==== Provided text

A. For a given structure -borne noise sensitivity, the cost of
the shock isolation in a dynamic microphone will be higher
than that of a comparable electret condenser microphone.
B. The requirement for shock isolation will add to the size
of the dynamic microphone. Stated conversely, the electret
condenser microphone could be made smaller because of the
simplicity of the shock isolation required. This feature has
merit, for example, in a lavalier microphone or a microphone
mounted on a headset boom. The advantage is less in situations where microphone size is determined by other factors
such as windscreens, pop filters, and cable connectors.
We feel that insensitivity to structure -borne noise can be the
major advantage of electret condenser microphones in sound reinforcement applications.
5. Pop and Wind Noise. Measurements on a large variety of
dynamic and condenser microphones indicate that both transducers are equally susceptible to pop and wind. A reduction
of pop and wind noise must be achieved through the use of
external windscreens and pop filters in either case.

========

• **Challenge 1**:
According to the microphone passage, how must pop and wind noise be reduced in either dynamic or condenser microphones?

==== Material to process

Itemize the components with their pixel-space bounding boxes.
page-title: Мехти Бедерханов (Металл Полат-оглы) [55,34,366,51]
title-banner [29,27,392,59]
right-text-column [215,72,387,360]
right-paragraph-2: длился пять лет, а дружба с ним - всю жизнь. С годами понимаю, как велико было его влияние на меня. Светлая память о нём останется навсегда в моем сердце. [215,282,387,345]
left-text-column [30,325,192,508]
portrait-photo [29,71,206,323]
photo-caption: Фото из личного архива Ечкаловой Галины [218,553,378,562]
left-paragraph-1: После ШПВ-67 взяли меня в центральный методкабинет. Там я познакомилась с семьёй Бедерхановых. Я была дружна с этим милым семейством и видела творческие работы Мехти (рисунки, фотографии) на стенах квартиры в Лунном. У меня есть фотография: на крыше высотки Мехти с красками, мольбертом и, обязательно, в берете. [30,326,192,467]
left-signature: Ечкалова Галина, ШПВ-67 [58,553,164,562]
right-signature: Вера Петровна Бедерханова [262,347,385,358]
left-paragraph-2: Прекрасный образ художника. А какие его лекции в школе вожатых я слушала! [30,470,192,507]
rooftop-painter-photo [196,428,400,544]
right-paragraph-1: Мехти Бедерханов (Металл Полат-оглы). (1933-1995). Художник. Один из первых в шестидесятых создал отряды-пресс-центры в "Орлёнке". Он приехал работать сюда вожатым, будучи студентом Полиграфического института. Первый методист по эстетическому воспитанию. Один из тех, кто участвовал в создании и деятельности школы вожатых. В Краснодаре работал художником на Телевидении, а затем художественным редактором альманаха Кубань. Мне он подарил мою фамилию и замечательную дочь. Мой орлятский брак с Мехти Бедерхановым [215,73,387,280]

========

• **Challenge 2**:
Put the lines of the records into a numbered list, omitting blank lines, starting at the beginning of the records and ending at the line containing "portrait-photo [29,71,206,323]".

• **Exercise output 1**:
It must be reduced through the use of external windscreens and pop filters.

• **Exercise output 2**:
1. Itemize the components with their pixel-space bounding boxes.
2. page-title: Мехти Бедерханов (Металл Полат-оглы) [55,34,366,51]
3. title-banner [29,27,392,59]
4. right-text-column [215,72,387,360]
5. right-paragraph-2: длился пять лет, а дружба с ним - всю жизнь. С годами понимаю, как велико было его влияние на меня. Светлая память о нём останется навсегда в моем сердце. [215,282,387,345]
6. left-text-column [30,325,192,508]
7. portrait-photo [29,71,206,323]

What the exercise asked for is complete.